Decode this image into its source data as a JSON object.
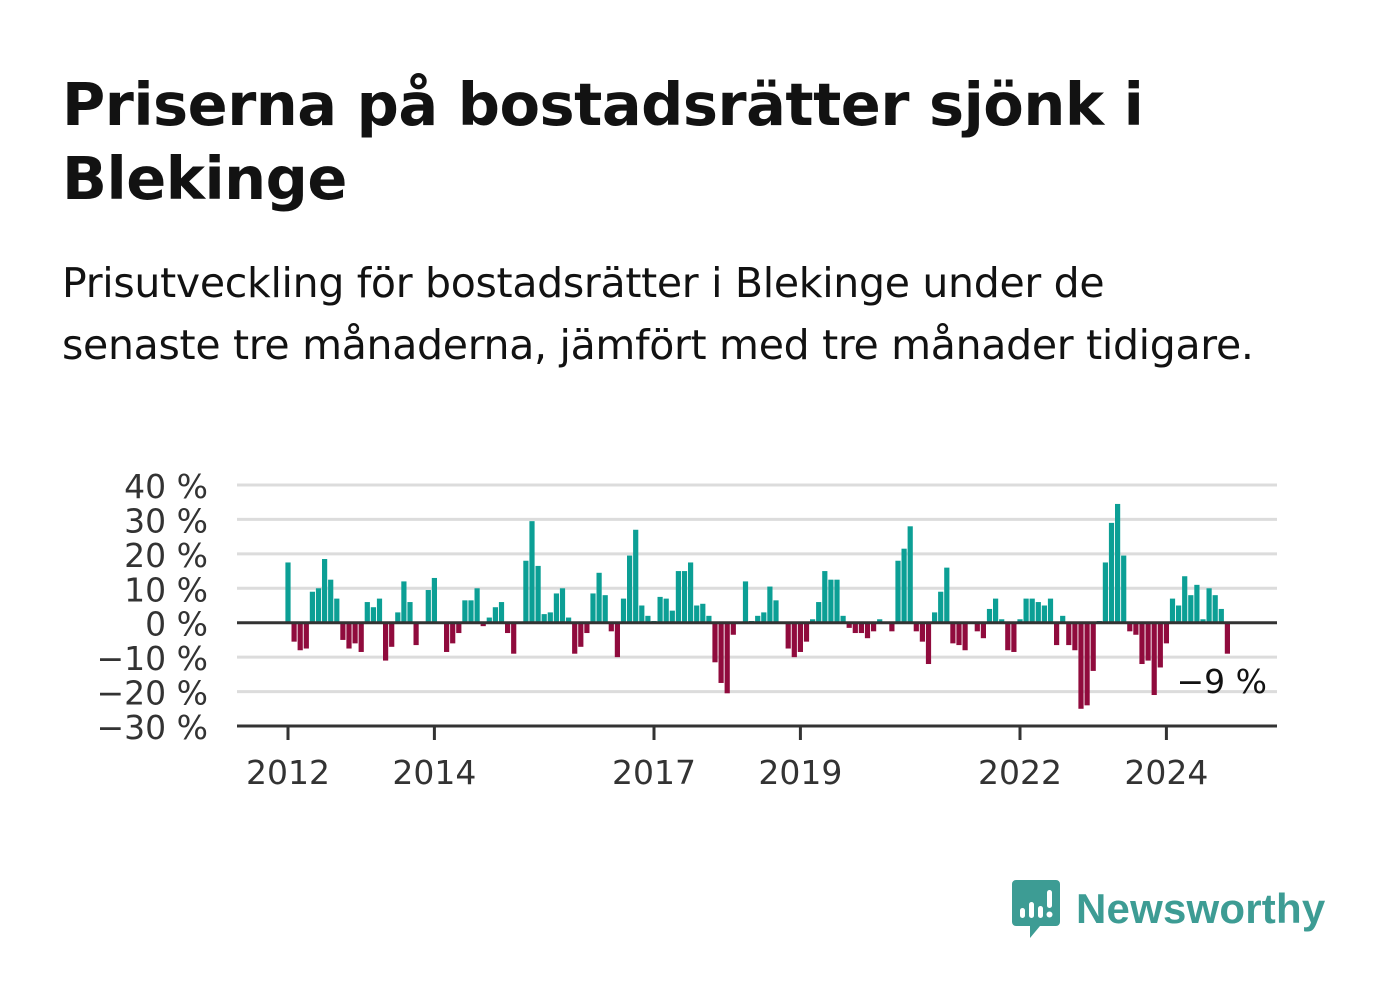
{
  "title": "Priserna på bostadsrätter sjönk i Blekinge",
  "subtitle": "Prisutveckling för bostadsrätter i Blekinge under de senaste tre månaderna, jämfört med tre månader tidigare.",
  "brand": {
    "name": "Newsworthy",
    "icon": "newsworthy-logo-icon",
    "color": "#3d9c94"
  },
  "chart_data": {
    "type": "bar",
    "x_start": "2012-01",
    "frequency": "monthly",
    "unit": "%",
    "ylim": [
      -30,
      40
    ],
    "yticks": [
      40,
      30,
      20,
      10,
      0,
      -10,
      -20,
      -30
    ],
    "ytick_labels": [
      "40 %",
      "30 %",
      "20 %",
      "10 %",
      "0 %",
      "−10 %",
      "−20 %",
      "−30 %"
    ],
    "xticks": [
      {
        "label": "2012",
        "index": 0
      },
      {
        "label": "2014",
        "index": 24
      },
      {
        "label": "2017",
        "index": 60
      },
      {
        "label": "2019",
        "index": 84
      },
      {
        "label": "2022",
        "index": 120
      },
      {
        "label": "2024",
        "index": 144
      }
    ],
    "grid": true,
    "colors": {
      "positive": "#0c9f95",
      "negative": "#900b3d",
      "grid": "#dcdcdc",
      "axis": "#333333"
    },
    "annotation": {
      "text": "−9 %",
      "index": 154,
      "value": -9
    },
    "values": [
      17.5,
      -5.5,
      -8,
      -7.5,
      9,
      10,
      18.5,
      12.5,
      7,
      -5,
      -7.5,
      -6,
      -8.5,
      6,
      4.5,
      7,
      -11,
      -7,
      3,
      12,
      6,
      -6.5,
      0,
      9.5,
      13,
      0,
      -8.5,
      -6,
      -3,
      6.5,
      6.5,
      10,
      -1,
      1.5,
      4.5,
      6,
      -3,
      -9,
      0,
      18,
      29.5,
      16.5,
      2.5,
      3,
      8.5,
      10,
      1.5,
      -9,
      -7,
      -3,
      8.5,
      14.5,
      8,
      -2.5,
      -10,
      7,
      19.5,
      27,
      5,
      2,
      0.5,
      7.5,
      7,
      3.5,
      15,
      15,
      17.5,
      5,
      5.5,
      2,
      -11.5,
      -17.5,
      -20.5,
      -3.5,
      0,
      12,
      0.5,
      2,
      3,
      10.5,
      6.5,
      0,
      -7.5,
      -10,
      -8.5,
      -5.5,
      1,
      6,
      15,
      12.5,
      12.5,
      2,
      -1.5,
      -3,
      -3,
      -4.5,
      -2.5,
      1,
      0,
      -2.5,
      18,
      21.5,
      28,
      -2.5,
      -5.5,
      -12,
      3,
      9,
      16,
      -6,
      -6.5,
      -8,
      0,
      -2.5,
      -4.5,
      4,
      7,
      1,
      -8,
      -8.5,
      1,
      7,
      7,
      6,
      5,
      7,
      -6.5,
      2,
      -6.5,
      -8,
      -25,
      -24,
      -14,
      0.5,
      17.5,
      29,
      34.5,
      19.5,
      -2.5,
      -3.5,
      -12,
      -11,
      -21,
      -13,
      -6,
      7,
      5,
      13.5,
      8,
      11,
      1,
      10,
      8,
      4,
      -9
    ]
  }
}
==*==
■ What to produce: Exactly reproduce each record, leaving out any pictures.

■ Output for this exercise:
Decode this image into its source data as a JSON object.
{
  "title": "Priserna på bostadsrätter sjönk i Blekinge",
  "subtitle": "Prisutveckling för bostadsrätter i Blekinge under de senaste tre månaderna, jämfört med tre månader tidigare.",
  "brand": {
    "name": "Newsworthy",
    "icon": "newsworthy-logo-icon",
    "color": "#3d9c94"
  },
  "chart_data": {
    "type": "bar",
    "x_start": "2012-01",
    "frequency": "monthly",
    "unit": "%",
    "ylim": [
      -30,
      40
    ],
    "yticks": [
      40,
      30,
      20,
      10,
      0,
      -10,
      -20,
      -30
    ],
    "ytick_labels": [
      "40 %",
      "30 %",
      "20 %",
      "10 %",
      "0 %",
      "−10 %",
      "−20 %",
      "−30 %"
    ],
    "xticks": [
      {
        "label": "2012",
        "index": 0
      },
      {
        "label": "2014",
        "index": 24
      },
      {
        "label": "2017",
        "index": 60
      },
      {
        "label": "2019",
        "index": 84
      },
      {
        "label": "2022",
        "index": 120
      },
      {
        "label": "2024",
        "index": 144
      }
    ],
    "grid": true,
    "colors": {
      "positive": "#0c9f95",
      "negative": "#900b3d",
      "grid": "#dcdcdc",
      "axis": "#333333"
    },
    "annotation": {
      "text": "−9 %",
      "index": 154,
      "value": -9
    },
    "values": [
      17.5,
      -5.5,
      -8,
      -7.5,
      9,
      10,
      18.5,
      12.5,
      7,
      -5,
      -7.5,
      -6,
      -8.5,
      6,
      4.5,
      7,
      -11,
      -7,
      3,
      12,
      6,
      -6.5,
      0,
      9.5,
      13,
      0,
      -8.5,
      -6,
      -3,
      6.5,
      6.5,
      10,
      -1,
      1.5,
      4.5,
      6,
      -3,
      -9,
      0,
      18,
      29.5,
      16.5,
      2.5,
      3,
      8.5,
      10,
      1.5,
      -9,
      -7,
      -3,
      8.5,
      14.5,
      8,
      -2.5,
      -10,
      7,
      19.5,
      27,
      5,
      2,
      0.5,
      7.5,
      7,
      3.5,
      15,
      15,
      17.5,
      5,
      5.5,
      2,
      -11.5,
      -17.5,
      -20.5,
      -3.5,
      0,
      12,
      0.5,
      2,
      3,
      10.5,
      6.5,
      0,
      -7.5,
      -10,
      -8.5,
      -5.5,
      1,
      6,
      15,
      12.5,
      12.5,
      2,
      -1.5,
      -3,
      -3,
      -4.5,
      -2.5,
      1,
      0,
      -2.5,
      18,
      21.5,
      28,
      -2.5,
      -5.5,
      -12,
      3,
      9,
      16,
      -6,
      -6.5,
      -8,
      0,
      -2.5,
      -4.5,
      4,
      7,
      1,
      -8,
      -8.5,
      1,
      7,
      7,
      6,
      5,
      7,
      -6.5,
      2,
      -6.5,
      -8,
      -25,
      -24,
      -14,
      0.5,
      17.5,
      29,
      34.5,
      19.5,
      -2.5,
      -3.5,
      -12,
      -11,
      -21,
      -13,
      -6,
      7,
      5,
      13.5,
      8,
      11,
      1,
      10,
      8,
      4,
      -9
    ]
  }
}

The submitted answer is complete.